Exercise brief | Return all lines with the word "小学教育" in them.

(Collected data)
━━━━

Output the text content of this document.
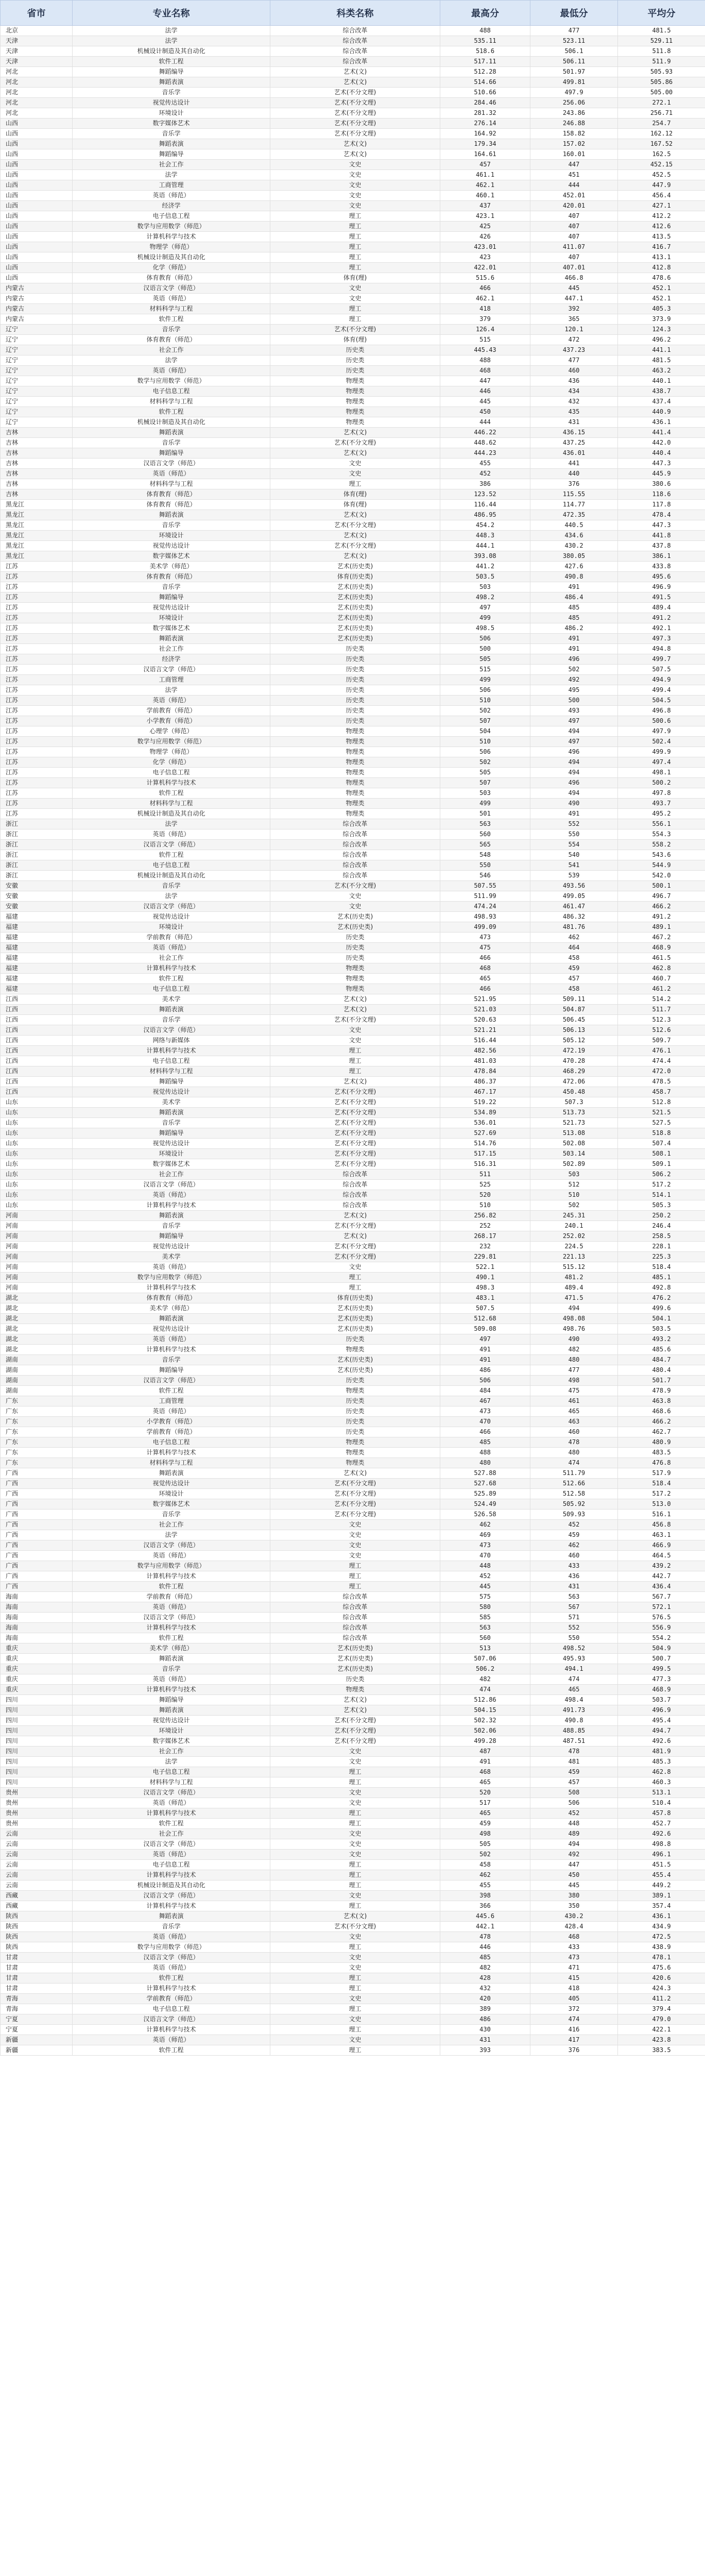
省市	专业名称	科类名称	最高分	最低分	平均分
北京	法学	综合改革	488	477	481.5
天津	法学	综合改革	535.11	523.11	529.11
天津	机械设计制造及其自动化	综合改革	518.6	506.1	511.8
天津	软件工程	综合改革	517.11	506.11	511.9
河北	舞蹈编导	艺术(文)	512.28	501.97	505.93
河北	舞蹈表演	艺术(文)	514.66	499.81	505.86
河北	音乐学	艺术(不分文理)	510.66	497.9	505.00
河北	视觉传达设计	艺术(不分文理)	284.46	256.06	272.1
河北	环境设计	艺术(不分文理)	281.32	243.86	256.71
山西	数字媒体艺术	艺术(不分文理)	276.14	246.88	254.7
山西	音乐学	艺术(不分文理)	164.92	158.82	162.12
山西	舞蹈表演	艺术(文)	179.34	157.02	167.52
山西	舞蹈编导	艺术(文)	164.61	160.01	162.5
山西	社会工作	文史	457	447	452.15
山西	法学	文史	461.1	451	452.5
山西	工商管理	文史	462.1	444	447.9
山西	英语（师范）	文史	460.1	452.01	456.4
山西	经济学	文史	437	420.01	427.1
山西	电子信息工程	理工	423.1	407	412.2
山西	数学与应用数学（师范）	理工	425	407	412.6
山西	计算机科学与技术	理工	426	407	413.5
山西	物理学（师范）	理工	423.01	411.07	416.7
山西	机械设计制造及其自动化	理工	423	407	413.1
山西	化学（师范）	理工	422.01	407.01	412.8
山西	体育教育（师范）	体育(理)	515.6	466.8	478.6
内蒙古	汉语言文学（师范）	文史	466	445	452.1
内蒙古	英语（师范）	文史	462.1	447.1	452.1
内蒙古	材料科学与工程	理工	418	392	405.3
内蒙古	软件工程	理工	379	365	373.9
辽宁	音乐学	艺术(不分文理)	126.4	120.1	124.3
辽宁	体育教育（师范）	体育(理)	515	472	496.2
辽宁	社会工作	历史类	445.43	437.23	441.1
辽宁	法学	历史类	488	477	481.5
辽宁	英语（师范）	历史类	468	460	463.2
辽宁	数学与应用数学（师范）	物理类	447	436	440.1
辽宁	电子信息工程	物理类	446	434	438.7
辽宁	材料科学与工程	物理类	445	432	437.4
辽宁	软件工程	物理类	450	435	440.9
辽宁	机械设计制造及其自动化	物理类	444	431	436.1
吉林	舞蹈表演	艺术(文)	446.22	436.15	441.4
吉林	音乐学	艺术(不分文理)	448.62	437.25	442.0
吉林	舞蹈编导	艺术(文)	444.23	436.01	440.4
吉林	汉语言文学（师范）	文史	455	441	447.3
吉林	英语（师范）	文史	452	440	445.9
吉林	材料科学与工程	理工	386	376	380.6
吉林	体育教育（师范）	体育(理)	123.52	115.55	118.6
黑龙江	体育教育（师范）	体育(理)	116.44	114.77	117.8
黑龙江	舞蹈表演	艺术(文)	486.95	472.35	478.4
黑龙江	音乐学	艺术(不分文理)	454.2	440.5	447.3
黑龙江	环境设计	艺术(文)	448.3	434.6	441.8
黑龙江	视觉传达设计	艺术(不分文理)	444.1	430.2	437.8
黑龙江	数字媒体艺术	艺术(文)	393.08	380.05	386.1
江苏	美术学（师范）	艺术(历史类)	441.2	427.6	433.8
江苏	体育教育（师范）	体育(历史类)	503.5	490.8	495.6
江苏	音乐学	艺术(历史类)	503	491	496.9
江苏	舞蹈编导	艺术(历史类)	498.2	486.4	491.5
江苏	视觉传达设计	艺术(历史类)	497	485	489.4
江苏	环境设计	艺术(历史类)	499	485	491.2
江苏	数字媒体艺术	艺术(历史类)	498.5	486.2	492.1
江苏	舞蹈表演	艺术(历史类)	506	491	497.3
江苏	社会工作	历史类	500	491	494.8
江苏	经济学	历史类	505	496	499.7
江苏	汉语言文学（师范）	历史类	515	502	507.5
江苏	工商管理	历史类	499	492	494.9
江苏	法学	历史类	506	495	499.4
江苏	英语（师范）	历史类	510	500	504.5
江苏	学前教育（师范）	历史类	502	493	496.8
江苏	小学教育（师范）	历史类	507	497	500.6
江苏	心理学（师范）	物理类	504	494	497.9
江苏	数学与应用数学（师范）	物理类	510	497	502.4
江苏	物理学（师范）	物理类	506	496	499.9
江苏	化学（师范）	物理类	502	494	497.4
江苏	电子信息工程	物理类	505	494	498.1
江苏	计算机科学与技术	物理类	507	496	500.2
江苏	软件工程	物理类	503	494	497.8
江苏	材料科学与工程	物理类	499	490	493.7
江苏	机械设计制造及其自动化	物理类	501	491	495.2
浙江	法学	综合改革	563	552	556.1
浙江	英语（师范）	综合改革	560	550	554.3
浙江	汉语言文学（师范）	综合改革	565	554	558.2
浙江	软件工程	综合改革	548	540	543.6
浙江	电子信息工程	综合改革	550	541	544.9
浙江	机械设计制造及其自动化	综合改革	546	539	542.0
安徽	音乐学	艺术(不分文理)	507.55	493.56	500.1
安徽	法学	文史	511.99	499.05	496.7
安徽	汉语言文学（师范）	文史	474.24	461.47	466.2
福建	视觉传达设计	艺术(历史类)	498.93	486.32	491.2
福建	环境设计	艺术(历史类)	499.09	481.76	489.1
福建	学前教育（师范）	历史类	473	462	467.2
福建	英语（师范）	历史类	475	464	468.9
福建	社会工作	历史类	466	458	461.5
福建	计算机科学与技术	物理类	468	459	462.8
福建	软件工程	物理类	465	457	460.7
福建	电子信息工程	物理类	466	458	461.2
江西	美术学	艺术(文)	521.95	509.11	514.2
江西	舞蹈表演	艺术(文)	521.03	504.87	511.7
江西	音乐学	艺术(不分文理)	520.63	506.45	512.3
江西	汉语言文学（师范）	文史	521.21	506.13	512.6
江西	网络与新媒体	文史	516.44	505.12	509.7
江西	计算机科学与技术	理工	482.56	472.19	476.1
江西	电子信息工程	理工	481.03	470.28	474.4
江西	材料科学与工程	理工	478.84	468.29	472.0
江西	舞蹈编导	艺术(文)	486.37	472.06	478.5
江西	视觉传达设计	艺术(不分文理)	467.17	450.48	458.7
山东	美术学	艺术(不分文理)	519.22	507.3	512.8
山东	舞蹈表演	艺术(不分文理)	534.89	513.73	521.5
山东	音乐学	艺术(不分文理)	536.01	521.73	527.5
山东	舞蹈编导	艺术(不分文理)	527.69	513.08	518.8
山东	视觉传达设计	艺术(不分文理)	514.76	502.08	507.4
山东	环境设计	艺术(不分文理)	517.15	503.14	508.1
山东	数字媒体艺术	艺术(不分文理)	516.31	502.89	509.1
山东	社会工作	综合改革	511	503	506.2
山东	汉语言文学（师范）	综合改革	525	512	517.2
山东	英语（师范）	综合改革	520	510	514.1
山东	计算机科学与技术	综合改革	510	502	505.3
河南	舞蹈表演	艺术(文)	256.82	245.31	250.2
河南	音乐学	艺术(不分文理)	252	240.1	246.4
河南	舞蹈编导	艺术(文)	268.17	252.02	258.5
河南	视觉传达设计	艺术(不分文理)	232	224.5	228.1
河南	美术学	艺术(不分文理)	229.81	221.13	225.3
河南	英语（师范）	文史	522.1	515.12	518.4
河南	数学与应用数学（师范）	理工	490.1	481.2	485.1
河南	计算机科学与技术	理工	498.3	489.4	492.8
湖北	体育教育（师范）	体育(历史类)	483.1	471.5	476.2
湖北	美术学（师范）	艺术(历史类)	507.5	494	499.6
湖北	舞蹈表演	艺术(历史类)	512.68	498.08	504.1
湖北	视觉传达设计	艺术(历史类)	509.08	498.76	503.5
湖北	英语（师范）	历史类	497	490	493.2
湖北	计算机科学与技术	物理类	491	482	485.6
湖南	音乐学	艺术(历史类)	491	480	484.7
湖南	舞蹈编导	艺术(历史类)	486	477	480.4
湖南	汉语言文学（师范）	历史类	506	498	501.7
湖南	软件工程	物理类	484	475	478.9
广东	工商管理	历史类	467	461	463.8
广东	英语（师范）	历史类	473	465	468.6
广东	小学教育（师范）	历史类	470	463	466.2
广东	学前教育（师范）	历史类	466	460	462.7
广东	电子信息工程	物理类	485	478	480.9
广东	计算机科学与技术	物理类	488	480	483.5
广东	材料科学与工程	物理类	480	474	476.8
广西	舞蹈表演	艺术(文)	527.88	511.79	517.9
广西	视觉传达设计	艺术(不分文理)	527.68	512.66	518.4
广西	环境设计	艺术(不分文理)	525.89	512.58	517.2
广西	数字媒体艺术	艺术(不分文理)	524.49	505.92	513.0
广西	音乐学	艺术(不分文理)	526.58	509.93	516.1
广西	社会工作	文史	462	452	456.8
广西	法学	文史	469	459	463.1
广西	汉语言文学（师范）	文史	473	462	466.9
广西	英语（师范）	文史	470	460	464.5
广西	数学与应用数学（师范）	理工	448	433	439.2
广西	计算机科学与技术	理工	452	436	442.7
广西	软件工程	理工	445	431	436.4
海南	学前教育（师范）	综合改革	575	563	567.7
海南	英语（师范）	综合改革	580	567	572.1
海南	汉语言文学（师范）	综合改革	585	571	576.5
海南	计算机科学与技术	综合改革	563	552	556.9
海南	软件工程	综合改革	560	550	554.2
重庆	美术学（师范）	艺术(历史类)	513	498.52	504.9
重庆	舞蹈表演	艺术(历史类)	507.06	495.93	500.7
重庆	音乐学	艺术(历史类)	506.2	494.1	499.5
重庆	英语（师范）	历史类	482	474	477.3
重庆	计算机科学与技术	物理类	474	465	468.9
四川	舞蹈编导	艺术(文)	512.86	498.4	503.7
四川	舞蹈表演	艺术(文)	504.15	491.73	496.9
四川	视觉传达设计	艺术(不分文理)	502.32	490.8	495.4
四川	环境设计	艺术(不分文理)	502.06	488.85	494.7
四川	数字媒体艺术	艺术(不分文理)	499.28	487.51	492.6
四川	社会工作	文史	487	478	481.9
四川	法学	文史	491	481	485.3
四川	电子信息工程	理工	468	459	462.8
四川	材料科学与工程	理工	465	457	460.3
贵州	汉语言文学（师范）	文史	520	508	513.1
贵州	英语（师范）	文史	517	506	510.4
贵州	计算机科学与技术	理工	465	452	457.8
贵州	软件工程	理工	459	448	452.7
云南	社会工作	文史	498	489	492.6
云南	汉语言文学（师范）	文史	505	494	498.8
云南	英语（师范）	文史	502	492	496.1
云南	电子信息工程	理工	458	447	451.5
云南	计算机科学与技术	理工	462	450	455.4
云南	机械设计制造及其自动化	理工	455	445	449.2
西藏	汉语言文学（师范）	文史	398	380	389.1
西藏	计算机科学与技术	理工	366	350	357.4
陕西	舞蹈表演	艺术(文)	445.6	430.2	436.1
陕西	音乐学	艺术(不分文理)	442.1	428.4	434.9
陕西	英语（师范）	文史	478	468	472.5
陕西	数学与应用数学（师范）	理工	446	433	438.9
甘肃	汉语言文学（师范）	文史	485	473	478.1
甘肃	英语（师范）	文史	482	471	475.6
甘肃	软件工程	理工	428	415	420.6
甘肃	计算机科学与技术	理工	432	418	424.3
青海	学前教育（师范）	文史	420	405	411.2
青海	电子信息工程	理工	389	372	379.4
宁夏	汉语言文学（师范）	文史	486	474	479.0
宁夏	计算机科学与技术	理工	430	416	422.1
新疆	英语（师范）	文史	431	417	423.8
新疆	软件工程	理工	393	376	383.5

━━━━

Response to this task |
江苏	小学教育（师范）	历史类	507	497	500.6
广东	小学教育（师范）	历史类	470	463	466.2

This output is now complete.